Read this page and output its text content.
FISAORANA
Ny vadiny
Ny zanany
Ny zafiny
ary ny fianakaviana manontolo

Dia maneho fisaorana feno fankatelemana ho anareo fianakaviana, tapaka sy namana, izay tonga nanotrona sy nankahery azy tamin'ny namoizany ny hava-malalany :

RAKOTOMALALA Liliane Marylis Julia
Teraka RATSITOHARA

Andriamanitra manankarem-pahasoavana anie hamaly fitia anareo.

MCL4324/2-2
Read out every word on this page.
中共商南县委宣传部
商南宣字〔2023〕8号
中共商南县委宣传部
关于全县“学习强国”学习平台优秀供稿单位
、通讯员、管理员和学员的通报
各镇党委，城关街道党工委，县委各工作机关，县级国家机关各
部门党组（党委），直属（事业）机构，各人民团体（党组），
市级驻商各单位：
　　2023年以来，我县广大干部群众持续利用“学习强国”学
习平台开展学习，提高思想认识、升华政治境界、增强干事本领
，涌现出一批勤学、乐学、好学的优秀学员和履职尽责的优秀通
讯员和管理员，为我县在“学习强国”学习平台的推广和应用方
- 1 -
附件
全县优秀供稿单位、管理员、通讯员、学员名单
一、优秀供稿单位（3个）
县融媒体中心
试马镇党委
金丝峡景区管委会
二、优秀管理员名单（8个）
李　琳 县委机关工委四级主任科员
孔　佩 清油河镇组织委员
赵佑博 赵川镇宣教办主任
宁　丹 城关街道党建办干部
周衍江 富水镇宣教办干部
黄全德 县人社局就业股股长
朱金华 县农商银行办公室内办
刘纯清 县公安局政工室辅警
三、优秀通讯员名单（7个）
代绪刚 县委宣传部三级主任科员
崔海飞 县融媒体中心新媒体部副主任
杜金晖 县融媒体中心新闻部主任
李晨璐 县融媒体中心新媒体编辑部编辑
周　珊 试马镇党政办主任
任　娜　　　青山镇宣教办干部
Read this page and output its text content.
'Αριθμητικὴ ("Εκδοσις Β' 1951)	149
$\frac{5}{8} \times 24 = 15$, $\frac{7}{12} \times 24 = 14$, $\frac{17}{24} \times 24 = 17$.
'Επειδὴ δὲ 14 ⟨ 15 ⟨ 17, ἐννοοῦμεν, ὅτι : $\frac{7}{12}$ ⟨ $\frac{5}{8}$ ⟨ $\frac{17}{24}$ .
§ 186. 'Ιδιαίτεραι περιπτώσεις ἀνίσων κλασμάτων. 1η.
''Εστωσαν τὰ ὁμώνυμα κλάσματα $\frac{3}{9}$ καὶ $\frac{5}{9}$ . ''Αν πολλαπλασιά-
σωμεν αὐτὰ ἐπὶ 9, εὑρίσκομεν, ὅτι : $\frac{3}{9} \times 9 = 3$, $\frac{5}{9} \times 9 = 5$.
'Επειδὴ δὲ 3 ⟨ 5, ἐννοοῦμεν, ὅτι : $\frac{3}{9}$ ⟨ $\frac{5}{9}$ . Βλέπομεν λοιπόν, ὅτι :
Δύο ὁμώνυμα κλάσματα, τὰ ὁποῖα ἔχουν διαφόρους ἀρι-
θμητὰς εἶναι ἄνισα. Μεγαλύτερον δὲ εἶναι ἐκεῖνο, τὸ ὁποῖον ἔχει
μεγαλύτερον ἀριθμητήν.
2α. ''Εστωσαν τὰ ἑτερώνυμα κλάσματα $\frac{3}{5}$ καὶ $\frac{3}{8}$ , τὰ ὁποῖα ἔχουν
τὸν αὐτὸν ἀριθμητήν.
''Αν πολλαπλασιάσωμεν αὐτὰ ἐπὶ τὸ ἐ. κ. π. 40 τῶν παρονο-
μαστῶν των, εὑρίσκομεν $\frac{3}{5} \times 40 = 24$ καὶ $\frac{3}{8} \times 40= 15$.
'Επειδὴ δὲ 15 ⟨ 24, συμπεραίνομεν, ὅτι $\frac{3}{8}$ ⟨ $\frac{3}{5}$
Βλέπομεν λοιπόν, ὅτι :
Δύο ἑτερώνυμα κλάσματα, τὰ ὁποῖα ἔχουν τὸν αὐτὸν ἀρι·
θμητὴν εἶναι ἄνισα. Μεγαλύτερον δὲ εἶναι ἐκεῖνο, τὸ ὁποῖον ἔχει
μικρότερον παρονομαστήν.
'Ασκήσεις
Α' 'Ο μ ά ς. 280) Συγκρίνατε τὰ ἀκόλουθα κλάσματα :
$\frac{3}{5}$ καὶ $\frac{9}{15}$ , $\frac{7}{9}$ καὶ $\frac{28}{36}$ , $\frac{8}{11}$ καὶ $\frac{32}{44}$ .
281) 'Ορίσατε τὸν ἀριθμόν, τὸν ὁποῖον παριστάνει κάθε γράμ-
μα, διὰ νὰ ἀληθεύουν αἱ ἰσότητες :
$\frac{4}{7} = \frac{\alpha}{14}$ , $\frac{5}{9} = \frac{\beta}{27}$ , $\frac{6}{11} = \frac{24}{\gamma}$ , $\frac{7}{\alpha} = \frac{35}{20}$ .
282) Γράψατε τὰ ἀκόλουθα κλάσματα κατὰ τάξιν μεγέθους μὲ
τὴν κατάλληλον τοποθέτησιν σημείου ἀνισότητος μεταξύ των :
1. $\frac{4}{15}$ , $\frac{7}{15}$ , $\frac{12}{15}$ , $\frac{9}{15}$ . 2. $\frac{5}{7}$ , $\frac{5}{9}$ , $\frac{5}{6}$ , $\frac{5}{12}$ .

.....

__Requirements__.
Repeat the material above in full, quoting it exactly.

__Solution to the problem__.
Read this page and output its text content.
FISAORANA
Ny vadiny
Ny zanany
Ny zafiny
ary ny fianakaviana manontolo

Dia maneho fisaorana feno fankatelemana ho anareo fianakaviana, tapaka sy namana, izay tonga nanotrona sy nankahery azy tamin'ny namoizany ny hava-malalany :

RAKOTOMALALA Liliane Marylis Julia
Teraka RATSITOHARA

Andriamanitra manankarem-pahasoavana anie hamaly fitia anareo.

MCL4324/2-2
Read out every word on this page.
中共商南县委宣传部
商南宣字〔2023〕8号
中共商南县委宣传部
关于全县“学习强国”学习平台优秀供稿单位
、通讯员、管理员和学员的通报
各镇党委，城关街道党工委，县委各工作机关，县级国家机关各
部门党组（党委），直属（事业）机构，各人民团体（党组），
市级驻商各单位：
　　2023年以来，我县广大干部群众持续利用“学习强国”学
习平台开展学习，提高思想认识、升华政治境界、增强干事本领
，涌现出一批勤学、乐学、好学的优秀学员和履职尽责的优秀通
讯员和管理员，为我县在“学习强国”学习平台的推广和应用方
- 1 -
附件
全县优秀供稿单位、管理员、通讯员、学员名单
一、优秀供稿单位（3个）
县融媒体中心
试马镇党委
金丝峡景区管委会
二、优秀管理员名单（8个）
李　琳 县委机关工委四级主任科员
孔　佩 清油河镇组织委员
赵佑博 赵川镇宣教办主任
宁　丹 城关街道党建办干部
周衍江 富水镇宣教办干部
黄全德 县人社局就业股股长
朱金华 县农商银行办公室内办
刘纯清 县公安局政工室辅警
三、优秀通讯员名单（7个）
代绪刚 县委宣传部三级主任科员
崔海飞 县融媒体中心新媒体部副主任
杜金晖 县融媒体中心新闻部主任
李晨璐 县融媒体中心新媒体编辑部编辑
周　珊 试马镇党政办主任
任　娜　　　青山镇宣教办干部
Read this page and output its text content.
'Αριθμητικὴ ("Εκδοσις Β' 1951)	149
$\frac{5}{8} \times 24 = 15$, $\frac{7}{12} \times 24 = 14$, $\frac{17}{24} \times 24 = 17$.
'Επειδὴ δὲ 14 ⟨ 15 ⟨ 17, ἐννοοῦμεν, ὅτι : $\frac{7}{12}$ ⟨ $\frac{5}{8}$ ⟨ $\frac{17}{24}$ .
§ 186. 'Ιδιαίτεραι περιπτώσεις ἀνίσων κλασμάτων. 1η.
''Εστωσαν τὰ ὁμώνυμα κλάσματα $\frac{3}{9}$ καὶ $\frac{5}{9}$ . ''Αν πολλαπλασιά-
σωμεν αὐτὰ ἐπὶ 9, εὑρίσκομεν, ὅτι : $\frac{3}{9} \times 9 = 3$, $\frac{5}{9} \times 9 = 5$.
'Επειδὴ δὲ 3 ⟨ 5, ἐννοοῦμεν, ὅτι : $\frac{3}{9}$ ⟨ $\frac{5}{9}$ . Βλέπομεν λοιπόν, ὅτι :
Δύο ὁμώνυμα κλάσματα, τὰ ὁποῖα ἔχουν διαφόρους ἀρι-
θμητὰς εἶναι ἄνισα. Μεγαλύτερον δὲ εἶναι ἐκεῖνο, τὸ ὁποῖον ἔχει
μεγαλύτερον ἀριθμητήν.
2α. ''Εστωσαν τὰ ἑτερώνυμα κλάσματα $\frac{3}{5}$ καὶ $\frac{3}{8}$ , τὰ ὁποῖα ἔχουν
τὸν αὐτὸν ἀριθμητήν.
''Αν πολλαπλασιάσωμεν αὐτὰ ἐπὶ τὸ ἐ. κ. π. 40 τῶν παρονο-
μαστῶν των, εὑρίσκομεν $\frac{3}{5} \times 40 = 24$ καὶ $\frac{3}{8} \times 40= 15$.
'Επειδὴ δὲ 15 ⟨ 24, συμπεραίνομεν, ὅτι $\frac{3}{8}$ ⟨ $\frac{3}{5}$
Βλέπομεν λοιπόν, ὅτι :
Δύο ἑτερώνυμα κλάσματα, τὰ ὁποῖα ἔχουν τὸν αὐτὸν ἀρι·
θμητὴν εἶναι ἄνισα. Μεγαλύτερον δὲ εἶναι ἐκεῖνο, τὸ ὁποῖον ἔχει
μικρότερον παρονομαστήν.
'Ασκήσεις
Α' 'Ο μ ά ς. 280) Συγκρίνατε τὰ ἀκόλουθα κλάσματα :
$\frac{3}{5}$ καὶ $\frac{9}{15}$ , $\frac{7}{9}$ καὶ $\frac{28}{36}$ , $\frac{8}{11}$ καὶ $\frac{32}{44}$ .
281) 'Ορίσατε τὸν ἀριθμόν, τὸν ὁποῖον παριστάνει κάθε γράμ-
μα, διὰ νὰ ἀληθεύουν αἱ ἰσότητες :
$\frac{4}{7} = \frac{\alpha}{14}$ , $\frac{5}{9} = \frac{\beta}{27}$ , $\frac{6}{11} = \frac{24}{\gamma}$ , $\frac{7}{\alpha} = \frac{35}{20}$ .
282) Γράψατε τὰ ἀκόλουθα κλάσματα κατὰ τάξιν μεγέθους μὲ
τὴν κατάλληλον τοποθέτησιν σημείου ἀνισότητος μεταξύ των :
1. $\frac{4}{15}$ , $\frac{7}{15}$ , $\frac{12}{15}$ , $\frac{9}{15}$ . 2. $\frac{5}{7}$ , $\frac{5}{9}$ , $\frac{5}{6}$ , $\frac{5}{12}$ .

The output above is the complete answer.